— START Source records —

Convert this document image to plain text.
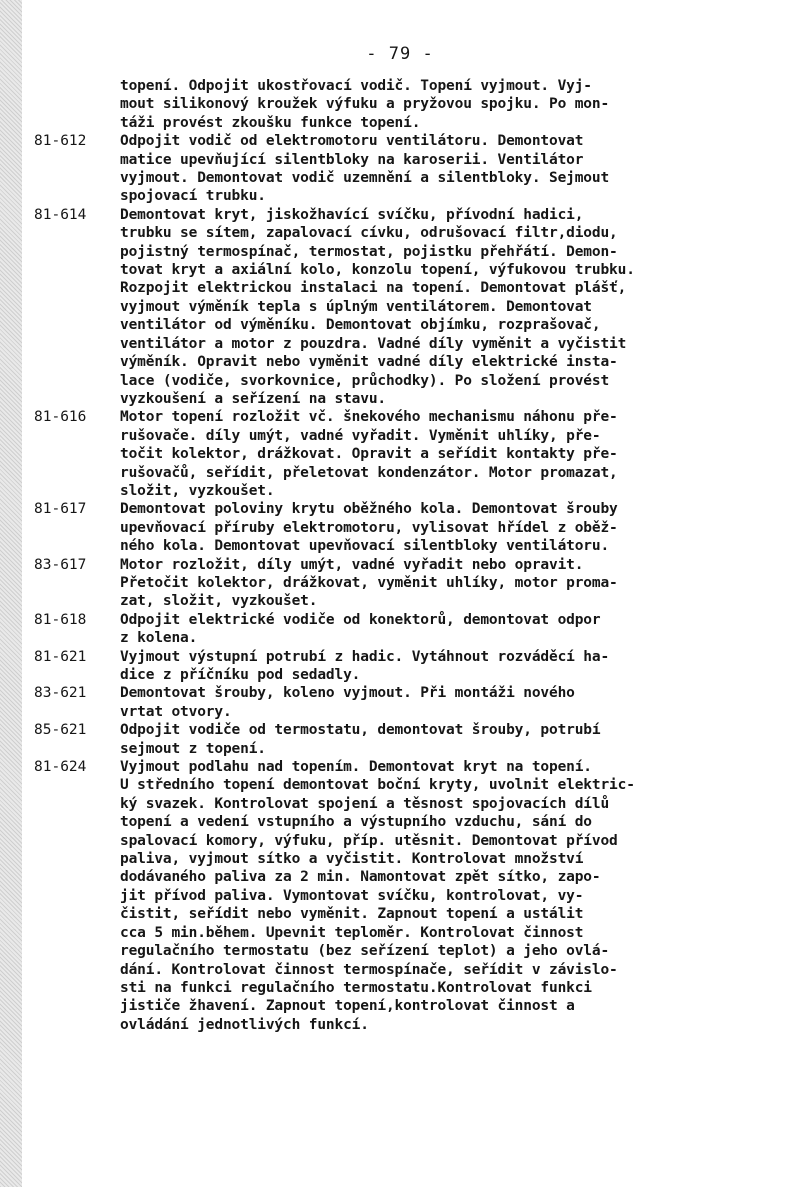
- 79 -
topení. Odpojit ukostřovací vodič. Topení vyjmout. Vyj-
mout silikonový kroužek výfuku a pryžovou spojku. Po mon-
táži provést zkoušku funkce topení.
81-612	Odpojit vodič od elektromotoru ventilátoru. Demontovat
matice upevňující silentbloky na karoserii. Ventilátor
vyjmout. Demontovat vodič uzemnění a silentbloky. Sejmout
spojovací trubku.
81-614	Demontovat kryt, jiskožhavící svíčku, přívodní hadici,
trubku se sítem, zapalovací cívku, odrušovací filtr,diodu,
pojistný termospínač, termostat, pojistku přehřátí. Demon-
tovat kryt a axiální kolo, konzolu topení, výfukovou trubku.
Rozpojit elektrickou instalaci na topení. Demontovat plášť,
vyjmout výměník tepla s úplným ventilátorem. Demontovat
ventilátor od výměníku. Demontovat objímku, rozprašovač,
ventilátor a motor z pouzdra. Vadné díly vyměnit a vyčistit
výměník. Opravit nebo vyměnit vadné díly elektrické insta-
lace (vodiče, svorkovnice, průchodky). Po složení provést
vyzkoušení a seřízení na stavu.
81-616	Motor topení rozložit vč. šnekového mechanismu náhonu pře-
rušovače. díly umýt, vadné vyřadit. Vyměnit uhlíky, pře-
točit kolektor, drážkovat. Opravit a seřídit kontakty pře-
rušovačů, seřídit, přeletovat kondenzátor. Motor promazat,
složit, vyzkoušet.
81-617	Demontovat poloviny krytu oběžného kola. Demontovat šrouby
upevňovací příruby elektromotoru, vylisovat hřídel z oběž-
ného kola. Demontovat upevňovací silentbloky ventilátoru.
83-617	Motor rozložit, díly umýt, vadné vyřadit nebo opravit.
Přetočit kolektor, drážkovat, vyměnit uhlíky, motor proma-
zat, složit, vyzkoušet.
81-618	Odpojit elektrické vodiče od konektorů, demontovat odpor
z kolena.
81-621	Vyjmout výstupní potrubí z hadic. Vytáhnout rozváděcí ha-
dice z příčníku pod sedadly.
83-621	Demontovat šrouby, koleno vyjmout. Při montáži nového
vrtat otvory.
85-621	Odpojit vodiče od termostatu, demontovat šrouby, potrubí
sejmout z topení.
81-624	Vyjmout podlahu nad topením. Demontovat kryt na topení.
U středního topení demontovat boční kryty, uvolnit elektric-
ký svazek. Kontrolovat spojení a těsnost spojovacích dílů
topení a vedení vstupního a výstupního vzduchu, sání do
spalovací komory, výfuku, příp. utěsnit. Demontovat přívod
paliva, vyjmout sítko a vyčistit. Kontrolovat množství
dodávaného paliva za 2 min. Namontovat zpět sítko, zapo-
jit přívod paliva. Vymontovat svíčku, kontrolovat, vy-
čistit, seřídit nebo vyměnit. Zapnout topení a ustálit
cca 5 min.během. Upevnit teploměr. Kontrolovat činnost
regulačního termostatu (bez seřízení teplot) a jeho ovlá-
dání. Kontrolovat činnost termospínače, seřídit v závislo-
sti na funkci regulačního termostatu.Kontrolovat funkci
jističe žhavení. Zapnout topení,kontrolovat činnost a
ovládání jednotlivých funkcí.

— END Source records —
— START Source records —

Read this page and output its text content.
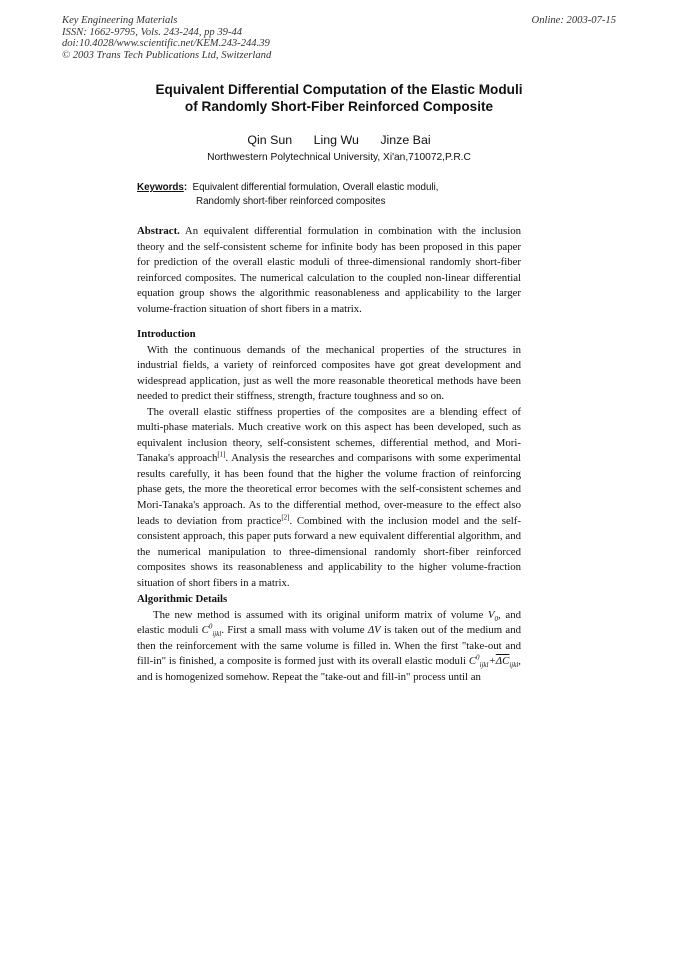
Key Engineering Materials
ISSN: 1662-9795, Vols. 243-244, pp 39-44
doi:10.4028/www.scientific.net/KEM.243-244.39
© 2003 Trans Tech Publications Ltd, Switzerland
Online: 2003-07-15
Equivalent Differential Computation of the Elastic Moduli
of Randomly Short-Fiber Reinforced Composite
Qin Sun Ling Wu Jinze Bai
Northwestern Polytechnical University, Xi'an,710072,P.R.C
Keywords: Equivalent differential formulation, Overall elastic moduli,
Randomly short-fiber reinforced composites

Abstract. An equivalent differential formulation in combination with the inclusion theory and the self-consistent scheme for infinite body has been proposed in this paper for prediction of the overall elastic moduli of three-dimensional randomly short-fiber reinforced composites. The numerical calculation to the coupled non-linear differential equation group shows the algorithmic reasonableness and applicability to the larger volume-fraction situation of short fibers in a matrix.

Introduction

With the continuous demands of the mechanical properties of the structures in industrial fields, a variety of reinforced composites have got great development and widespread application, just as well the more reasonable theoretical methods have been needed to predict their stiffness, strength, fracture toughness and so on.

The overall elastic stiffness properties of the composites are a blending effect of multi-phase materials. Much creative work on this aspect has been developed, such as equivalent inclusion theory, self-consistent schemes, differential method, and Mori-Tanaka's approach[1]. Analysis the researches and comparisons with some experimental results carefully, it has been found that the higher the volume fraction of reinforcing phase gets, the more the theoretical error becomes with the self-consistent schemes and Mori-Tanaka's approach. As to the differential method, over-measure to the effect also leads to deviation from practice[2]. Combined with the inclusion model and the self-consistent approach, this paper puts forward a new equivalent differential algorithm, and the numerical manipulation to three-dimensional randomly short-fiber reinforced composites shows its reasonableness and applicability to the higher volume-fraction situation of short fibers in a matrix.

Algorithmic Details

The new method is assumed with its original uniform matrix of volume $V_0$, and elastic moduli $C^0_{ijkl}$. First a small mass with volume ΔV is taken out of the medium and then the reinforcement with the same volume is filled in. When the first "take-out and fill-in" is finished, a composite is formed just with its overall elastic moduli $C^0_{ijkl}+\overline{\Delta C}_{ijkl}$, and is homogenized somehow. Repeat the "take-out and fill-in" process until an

— END Source records —

Copy every line of the listing where the word "činnost" appears.

◆ **Full solution**:
cca 5 min.během. Upevnit teploměr. Kontrolovat činnost
dání. Kontrolovat činnost termospínače, seřídit v závislo-
jističe žhavení. Zapnout topení,kontrolovat činnost a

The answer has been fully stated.